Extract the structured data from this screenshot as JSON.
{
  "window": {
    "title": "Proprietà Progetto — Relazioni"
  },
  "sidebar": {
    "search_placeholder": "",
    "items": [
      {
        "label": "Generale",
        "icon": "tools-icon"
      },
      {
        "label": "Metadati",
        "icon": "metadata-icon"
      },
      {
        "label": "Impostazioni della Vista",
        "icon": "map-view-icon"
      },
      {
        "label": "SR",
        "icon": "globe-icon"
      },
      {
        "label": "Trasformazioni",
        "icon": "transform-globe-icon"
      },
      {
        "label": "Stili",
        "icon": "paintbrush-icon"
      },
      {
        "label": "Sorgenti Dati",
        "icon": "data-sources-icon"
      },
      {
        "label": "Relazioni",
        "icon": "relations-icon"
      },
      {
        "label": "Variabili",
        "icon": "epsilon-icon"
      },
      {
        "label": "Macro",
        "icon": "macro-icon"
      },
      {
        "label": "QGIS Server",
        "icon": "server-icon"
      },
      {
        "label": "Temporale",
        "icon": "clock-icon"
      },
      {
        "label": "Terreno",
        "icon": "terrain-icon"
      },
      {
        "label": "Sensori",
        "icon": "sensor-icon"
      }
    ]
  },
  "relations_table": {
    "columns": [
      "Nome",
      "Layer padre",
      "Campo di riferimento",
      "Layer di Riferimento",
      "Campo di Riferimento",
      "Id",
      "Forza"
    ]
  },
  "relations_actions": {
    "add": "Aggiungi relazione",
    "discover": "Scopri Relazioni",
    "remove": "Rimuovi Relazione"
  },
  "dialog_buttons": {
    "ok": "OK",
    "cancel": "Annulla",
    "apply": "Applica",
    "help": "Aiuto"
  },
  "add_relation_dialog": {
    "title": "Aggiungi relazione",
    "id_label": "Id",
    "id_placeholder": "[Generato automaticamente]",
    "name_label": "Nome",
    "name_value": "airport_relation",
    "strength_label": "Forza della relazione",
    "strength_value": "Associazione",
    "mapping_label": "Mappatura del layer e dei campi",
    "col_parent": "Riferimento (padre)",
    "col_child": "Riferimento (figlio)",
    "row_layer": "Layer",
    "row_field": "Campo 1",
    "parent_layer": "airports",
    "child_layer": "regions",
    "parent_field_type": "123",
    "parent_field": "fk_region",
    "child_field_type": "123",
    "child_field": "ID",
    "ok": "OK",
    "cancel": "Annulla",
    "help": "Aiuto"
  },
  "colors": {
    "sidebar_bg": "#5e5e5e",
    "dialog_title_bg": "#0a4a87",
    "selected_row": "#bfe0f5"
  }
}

..............................

▶ _The request_:
Check each line above for the string "globe" and show the ones that have it.

▶ _Reply_:
        "icon": "globe-icon"
        "icon": "transform-globe-icon"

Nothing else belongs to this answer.